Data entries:
— Start —

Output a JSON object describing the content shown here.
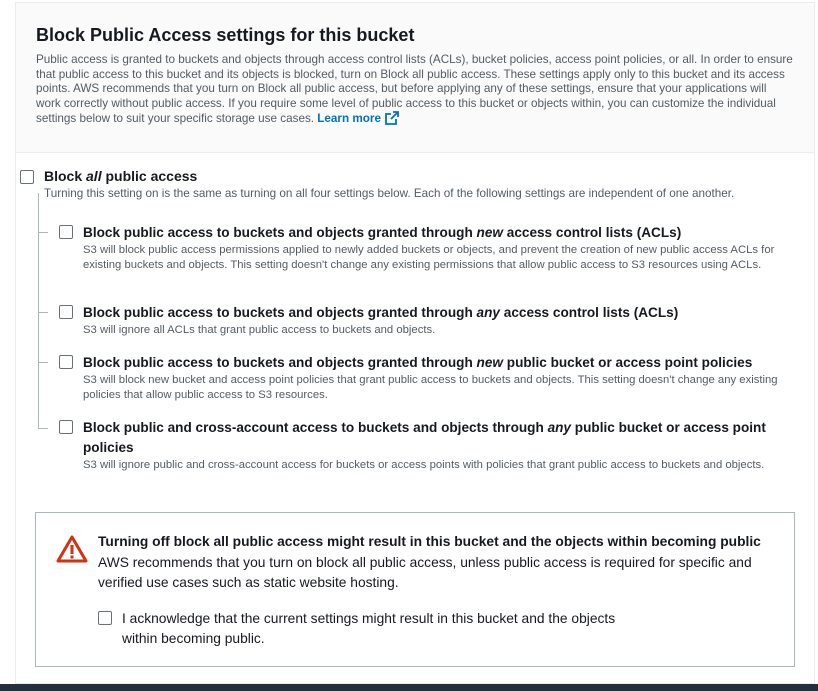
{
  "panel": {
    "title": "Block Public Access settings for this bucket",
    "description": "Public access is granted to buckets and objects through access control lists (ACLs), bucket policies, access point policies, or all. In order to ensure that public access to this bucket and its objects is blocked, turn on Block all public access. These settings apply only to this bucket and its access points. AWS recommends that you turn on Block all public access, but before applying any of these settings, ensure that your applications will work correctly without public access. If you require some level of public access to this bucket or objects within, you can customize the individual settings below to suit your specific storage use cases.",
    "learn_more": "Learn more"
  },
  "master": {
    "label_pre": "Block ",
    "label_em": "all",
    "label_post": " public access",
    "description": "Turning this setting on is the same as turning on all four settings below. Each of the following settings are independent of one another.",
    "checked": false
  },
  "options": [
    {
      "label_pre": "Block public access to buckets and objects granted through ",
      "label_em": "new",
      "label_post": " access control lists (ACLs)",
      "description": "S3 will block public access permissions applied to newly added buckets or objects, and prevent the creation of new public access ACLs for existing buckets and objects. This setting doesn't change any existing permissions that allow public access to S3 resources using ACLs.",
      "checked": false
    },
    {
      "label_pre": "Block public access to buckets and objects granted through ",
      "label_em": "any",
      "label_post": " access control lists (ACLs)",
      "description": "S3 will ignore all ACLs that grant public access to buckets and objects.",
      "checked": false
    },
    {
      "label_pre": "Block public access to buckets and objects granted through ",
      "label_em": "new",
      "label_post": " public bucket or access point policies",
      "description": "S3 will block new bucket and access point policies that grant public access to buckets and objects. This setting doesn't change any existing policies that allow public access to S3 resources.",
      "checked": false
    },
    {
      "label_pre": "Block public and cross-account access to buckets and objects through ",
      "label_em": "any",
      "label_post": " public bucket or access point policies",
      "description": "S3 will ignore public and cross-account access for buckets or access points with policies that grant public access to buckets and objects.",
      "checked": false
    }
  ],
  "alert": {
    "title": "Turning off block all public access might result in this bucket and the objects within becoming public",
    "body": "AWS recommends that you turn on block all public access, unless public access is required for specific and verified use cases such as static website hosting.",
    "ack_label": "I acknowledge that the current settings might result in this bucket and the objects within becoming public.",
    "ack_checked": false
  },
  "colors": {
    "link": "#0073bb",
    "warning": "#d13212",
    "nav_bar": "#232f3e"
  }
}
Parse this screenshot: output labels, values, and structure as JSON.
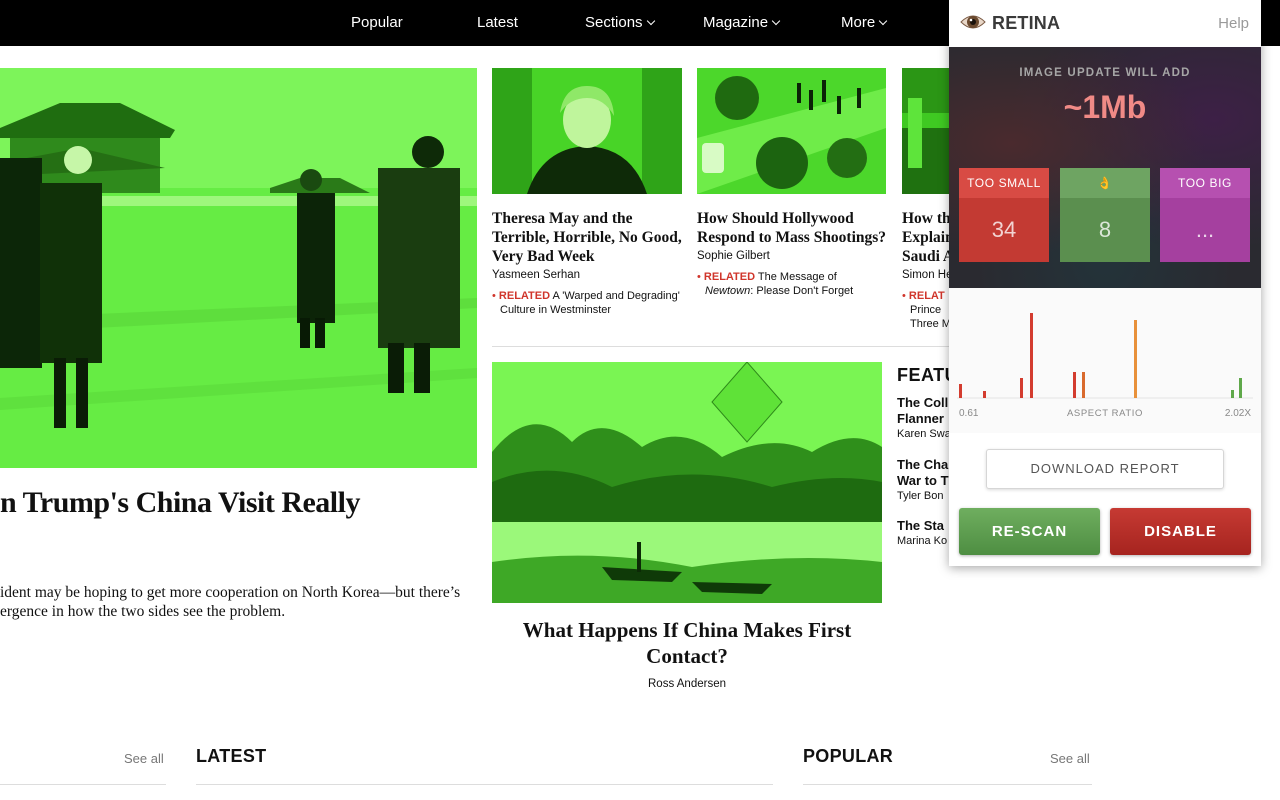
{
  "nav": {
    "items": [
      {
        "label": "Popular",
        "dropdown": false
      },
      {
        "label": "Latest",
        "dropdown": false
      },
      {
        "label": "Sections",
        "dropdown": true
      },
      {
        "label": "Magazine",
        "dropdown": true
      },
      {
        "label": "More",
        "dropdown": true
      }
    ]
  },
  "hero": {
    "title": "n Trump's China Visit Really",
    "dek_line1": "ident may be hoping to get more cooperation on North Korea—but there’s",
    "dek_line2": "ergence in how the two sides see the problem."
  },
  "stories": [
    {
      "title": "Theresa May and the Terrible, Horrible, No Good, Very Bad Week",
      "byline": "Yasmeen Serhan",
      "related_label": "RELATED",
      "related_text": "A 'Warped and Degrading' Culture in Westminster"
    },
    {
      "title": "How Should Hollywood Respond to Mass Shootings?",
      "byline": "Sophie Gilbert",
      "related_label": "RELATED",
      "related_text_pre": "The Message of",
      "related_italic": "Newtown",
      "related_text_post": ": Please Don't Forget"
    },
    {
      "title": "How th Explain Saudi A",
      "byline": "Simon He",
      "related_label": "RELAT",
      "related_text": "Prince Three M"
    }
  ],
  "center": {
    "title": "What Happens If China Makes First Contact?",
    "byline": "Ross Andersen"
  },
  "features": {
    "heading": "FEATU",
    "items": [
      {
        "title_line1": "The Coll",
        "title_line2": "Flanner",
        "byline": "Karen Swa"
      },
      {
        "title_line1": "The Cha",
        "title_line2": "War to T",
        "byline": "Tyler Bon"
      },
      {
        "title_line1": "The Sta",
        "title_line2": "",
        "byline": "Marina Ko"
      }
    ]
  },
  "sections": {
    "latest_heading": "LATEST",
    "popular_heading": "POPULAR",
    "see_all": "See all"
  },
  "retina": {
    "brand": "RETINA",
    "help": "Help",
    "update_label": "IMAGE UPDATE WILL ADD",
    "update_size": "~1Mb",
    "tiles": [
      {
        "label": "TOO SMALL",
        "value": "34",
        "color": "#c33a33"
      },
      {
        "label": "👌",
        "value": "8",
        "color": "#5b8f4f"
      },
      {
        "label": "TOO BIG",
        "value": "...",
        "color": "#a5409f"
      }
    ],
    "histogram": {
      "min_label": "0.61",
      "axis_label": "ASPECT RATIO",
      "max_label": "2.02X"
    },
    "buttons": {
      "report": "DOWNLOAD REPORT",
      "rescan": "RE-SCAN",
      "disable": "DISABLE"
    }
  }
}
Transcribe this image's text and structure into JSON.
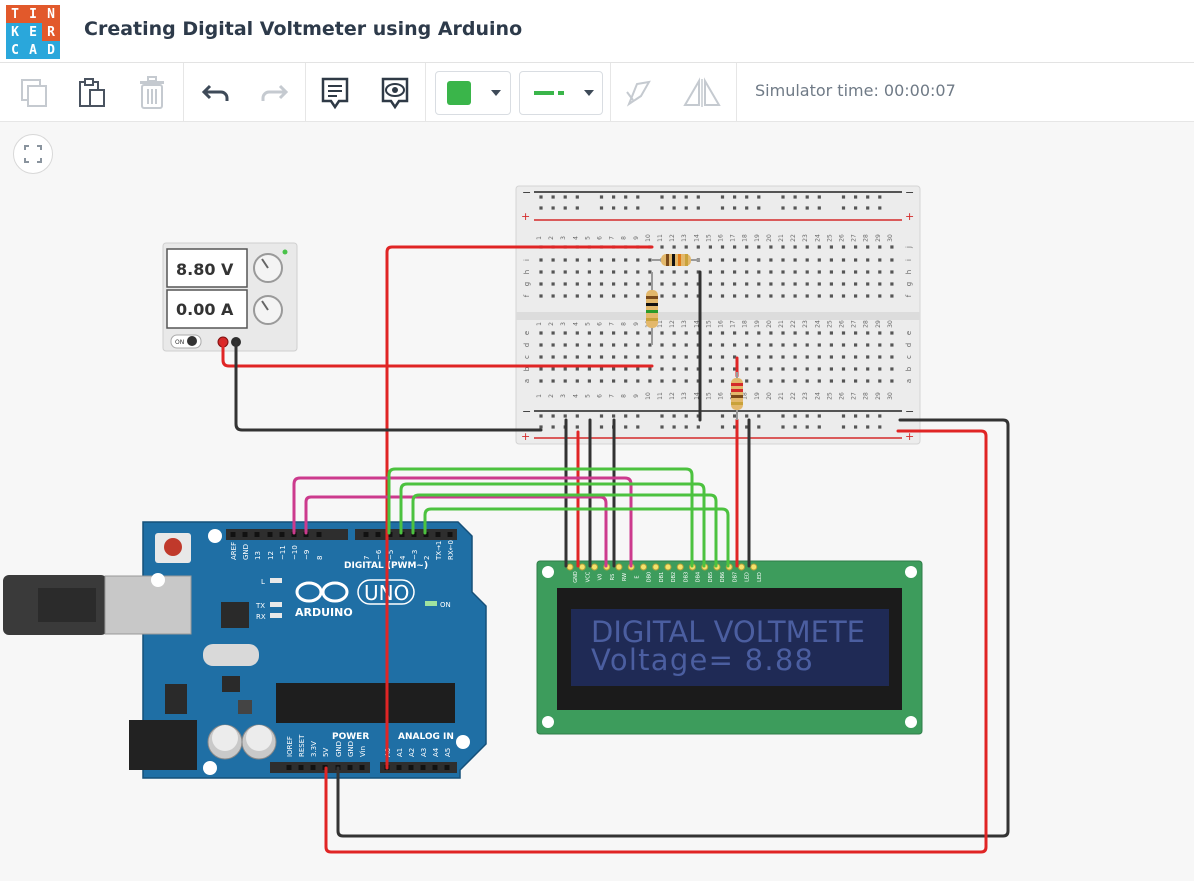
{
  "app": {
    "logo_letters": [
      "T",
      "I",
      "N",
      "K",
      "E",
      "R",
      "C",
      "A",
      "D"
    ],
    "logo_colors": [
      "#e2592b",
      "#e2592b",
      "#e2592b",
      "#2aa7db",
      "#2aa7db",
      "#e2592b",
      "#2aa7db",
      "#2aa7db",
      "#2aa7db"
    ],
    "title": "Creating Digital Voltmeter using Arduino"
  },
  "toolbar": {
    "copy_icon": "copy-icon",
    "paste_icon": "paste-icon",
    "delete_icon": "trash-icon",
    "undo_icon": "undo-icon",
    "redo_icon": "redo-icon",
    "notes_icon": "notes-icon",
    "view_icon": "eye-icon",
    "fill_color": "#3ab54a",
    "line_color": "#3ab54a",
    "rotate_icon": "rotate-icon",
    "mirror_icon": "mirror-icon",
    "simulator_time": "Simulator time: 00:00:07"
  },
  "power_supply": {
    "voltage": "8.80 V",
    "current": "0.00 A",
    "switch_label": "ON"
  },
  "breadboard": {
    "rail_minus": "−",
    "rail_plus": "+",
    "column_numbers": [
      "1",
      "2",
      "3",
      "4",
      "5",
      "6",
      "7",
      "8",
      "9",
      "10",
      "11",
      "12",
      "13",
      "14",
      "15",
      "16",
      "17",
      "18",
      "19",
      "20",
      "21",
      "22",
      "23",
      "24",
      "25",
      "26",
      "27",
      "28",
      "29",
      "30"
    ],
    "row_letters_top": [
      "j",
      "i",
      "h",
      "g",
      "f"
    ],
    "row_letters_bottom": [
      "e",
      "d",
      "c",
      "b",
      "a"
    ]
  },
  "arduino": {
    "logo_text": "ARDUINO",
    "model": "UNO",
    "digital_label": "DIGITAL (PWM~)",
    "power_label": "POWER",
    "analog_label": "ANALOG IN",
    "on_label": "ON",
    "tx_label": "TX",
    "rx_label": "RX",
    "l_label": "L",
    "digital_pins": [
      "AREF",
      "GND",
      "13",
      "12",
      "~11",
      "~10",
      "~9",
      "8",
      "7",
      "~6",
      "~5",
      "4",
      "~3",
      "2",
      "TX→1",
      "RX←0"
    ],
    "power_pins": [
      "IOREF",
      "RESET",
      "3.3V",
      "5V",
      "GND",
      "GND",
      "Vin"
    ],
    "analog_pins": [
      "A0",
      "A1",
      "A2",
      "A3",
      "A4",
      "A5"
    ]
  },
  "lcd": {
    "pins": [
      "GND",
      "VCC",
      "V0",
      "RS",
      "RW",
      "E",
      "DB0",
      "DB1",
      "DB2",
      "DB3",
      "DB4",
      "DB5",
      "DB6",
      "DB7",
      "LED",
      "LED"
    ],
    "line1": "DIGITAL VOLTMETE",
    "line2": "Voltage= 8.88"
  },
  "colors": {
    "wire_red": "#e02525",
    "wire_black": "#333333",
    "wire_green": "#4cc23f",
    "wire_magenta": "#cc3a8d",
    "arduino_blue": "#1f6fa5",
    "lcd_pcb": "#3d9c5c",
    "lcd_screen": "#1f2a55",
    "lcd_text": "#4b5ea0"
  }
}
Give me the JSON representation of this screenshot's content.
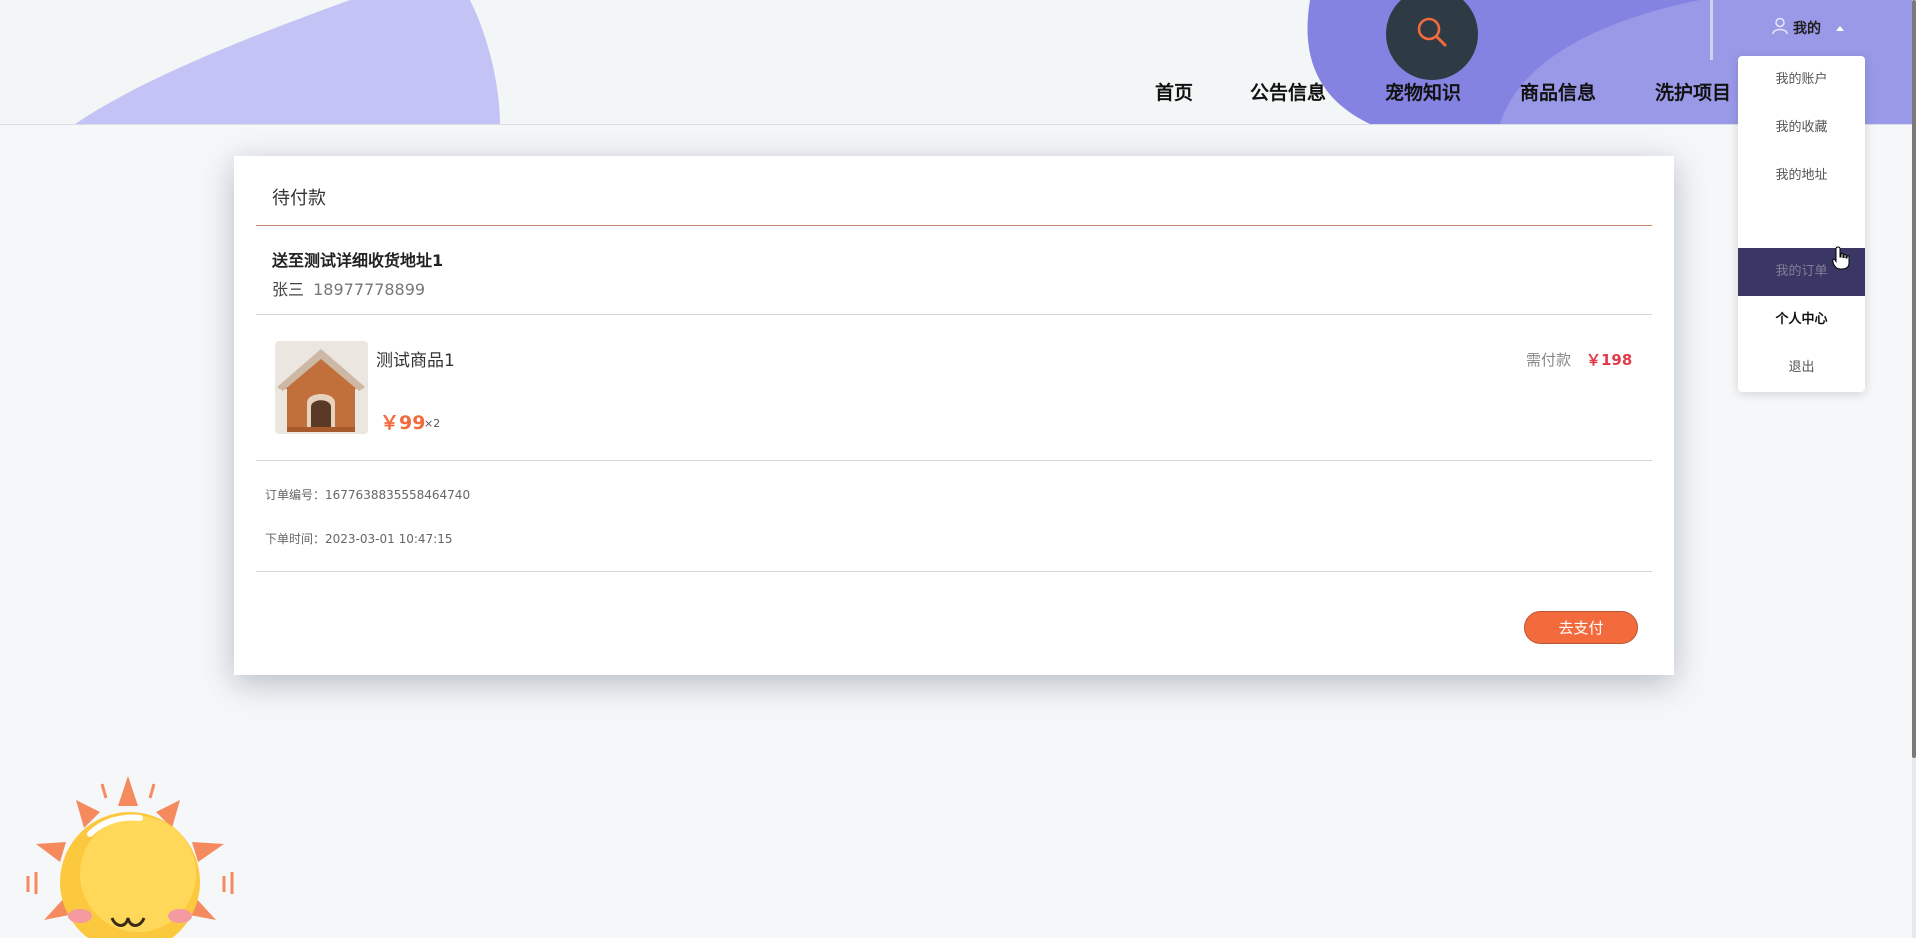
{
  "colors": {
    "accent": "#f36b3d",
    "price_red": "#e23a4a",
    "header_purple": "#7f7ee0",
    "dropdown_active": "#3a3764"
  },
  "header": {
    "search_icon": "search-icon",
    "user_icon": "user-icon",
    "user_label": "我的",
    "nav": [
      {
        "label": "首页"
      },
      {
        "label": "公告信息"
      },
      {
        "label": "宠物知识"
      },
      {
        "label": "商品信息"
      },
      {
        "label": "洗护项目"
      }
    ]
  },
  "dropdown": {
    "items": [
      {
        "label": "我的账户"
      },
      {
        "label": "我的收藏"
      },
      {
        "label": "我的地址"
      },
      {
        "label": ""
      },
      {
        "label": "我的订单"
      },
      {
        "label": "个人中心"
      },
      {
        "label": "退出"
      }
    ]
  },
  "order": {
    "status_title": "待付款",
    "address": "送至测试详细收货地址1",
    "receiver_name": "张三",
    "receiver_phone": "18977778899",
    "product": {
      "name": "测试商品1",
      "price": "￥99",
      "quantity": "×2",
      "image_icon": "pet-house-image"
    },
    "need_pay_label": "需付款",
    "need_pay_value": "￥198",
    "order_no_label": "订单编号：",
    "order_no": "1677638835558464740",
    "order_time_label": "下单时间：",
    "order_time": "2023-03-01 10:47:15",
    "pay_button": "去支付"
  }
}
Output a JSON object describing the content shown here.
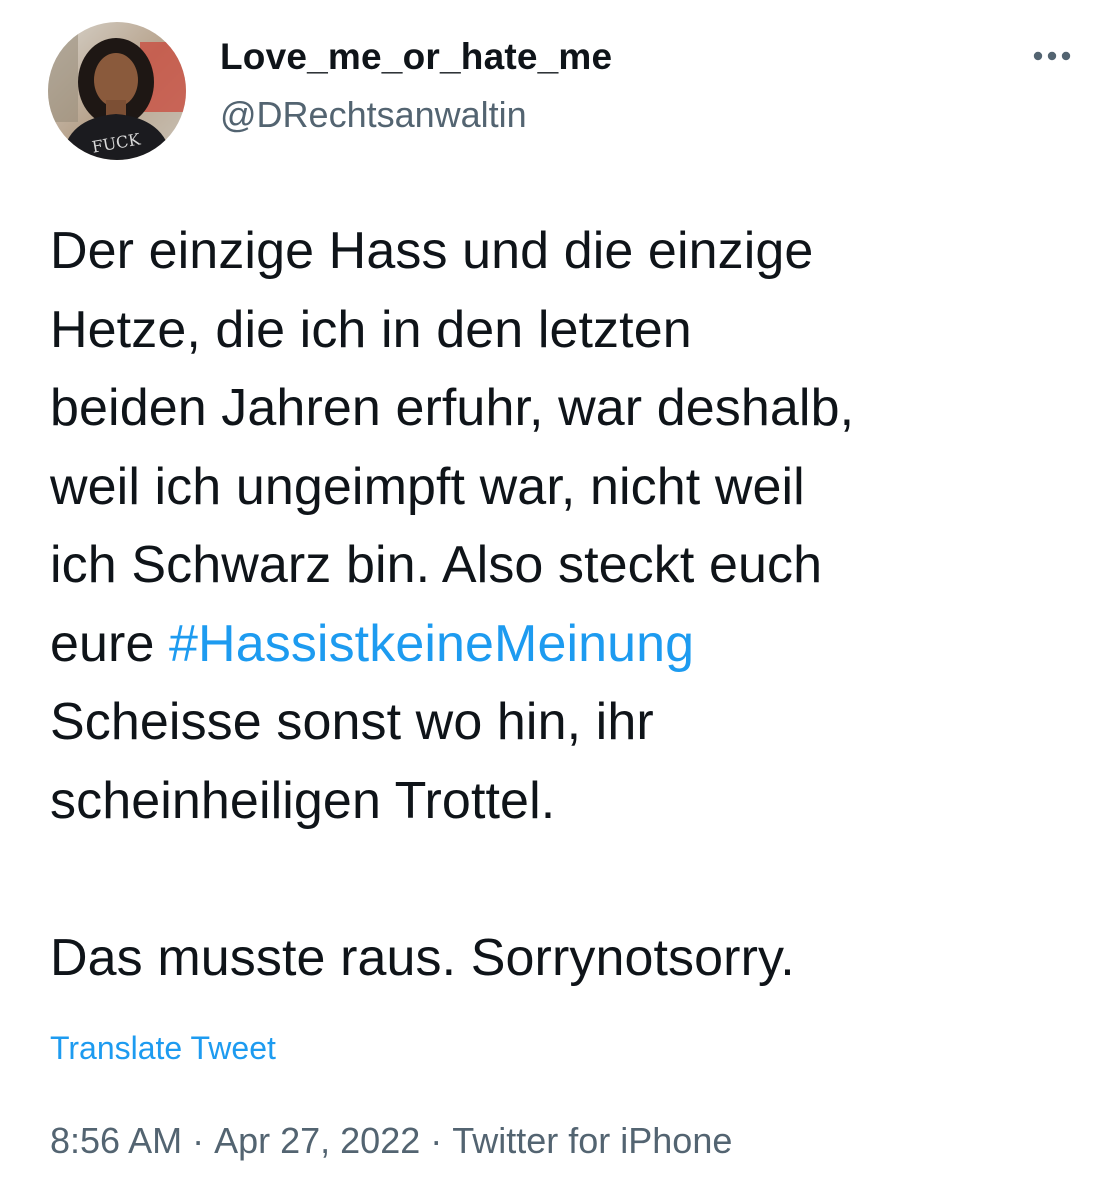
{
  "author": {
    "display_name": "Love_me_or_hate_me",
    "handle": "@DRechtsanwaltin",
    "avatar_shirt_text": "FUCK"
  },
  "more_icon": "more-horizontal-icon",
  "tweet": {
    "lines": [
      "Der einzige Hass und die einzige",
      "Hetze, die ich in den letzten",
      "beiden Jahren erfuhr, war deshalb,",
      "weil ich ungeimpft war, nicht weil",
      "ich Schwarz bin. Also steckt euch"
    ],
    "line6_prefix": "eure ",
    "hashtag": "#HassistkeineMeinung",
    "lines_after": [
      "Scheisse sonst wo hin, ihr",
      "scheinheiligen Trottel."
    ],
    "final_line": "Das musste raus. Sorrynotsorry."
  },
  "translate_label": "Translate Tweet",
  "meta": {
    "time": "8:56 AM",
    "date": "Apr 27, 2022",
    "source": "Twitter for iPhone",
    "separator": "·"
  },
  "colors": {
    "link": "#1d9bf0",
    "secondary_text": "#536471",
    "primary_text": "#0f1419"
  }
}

— End —

_What the exercise asks:_ Every line of the listing that holds "structure" is to be counted; give only the resulting number.

_Final answer:_ 2